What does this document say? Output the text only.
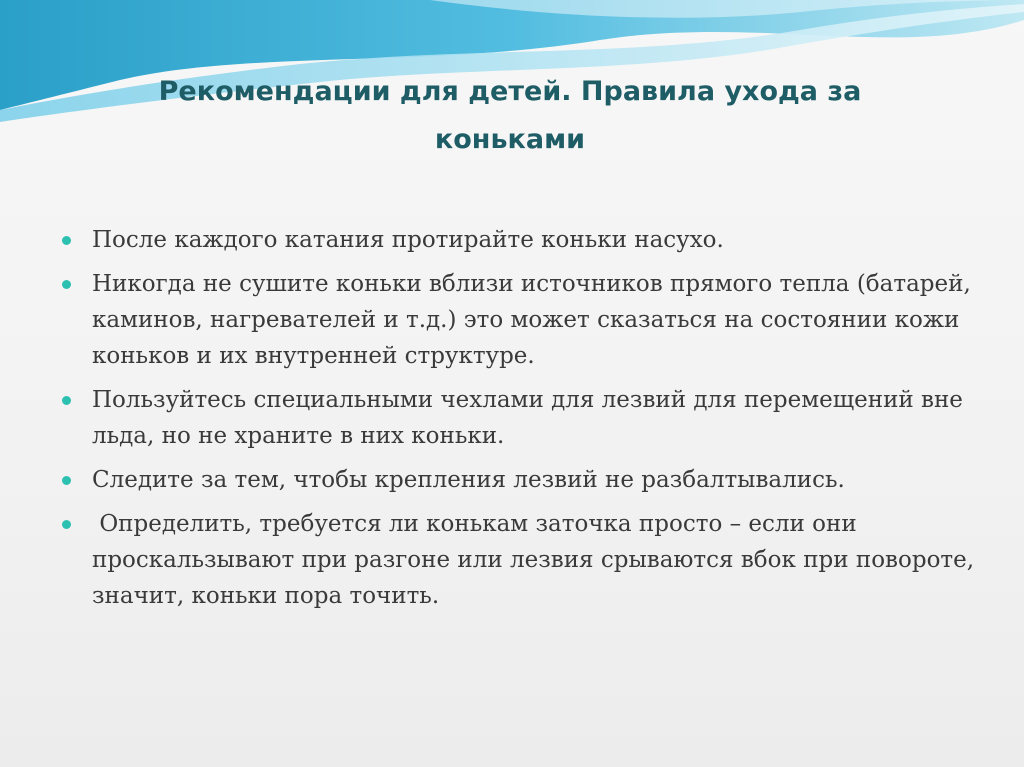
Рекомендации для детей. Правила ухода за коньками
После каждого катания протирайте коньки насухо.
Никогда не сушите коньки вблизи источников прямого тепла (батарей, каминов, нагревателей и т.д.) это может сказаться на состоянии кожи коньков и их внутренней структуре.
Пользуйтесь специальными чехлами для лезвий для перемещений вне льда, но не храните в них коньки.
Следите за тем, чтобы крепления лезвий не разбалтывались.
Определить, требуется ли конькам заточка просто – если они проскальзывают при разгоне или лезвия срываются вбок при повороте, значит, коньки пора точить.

· · ·

> EXERCISE TASK:
Extract every line of the data exactly; pictures stay out.

> TASK OUTPUT:
What does this document say? Output the text only.
Рекомендации для детей. Правила ухода за коньками
После каждого катания протирайте коньки насухо.
Никогда не сушите коньки вблизи источников прямого тепла (батарей, каминов, нагревателей и т.д.) это может сказаться на состоянии кожи коньков и их внутренней структуре.
Пользуйтесь специальными чехлами для лезвий для перемещений вне льда, но не храните в них коньки.
Следите за тем, чтобы крепления лезвий не разбалтывались.
Определить, требуется ли конькам заточка просто – если они проскальзывают при разгоне или лезвия срываются вбок при повороте, значит, коньки пора точить.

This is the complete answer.